(Collected data entries)
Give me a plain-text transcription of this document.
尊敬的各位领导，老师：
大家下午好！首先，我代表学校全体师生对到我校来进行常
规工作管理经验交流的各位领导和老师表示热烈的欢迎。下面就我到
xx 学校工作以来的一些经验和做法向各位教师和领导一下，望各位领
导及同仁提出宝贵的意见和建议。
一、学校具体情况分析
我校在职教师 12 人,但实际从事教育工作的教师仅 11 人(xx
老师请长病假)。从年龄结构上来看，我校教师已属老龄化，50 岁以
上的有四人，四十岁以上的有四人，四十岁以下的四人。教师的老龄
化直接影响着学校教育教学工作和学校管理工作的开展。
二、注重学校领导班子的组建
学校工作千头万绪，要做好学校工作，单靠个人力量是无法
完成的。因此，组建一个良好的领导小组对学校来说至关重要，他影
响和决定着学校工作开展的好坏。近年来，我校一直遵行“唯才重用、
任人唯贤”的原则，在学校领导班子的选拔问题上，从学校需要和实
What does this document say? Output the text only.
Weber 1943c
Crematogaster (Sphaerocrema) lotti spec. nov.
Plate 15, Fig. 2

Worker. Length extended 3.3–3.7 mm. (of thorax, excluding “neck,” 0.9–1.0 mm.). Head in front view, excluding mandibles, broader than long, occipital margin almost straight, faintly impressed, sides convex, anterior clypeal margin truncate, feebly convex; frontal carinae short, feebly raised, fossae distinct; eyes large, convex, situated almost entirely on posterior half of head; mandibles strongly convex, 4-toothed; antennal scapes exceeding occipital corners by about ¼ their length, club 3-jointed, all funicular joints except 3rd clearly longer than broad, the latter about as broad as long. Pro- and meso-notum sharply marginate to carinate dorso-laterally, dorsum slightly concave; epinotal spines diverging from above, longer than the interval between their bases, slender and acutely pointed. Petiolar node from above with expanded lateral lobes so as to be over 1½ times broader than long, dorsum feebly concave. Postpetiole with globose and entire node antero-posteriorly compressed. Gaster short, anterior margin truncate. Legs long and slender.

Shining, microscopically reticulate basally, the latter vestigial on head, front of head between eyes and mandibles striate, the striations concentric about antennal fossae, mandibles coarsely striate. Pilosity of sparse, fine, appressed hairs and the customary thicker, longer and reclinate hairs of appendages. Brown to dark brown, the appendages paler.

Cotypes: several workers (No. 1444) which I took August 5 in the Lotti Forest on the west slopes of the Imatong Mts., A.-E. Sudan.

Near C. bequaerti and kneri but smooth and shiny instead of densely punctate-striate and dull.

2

Short exercise: Copy out every line from the material above in which the word "text" appears.

Solution for this task:
Give me a plain-text transcription of this document.
What does this document say? Output the text only.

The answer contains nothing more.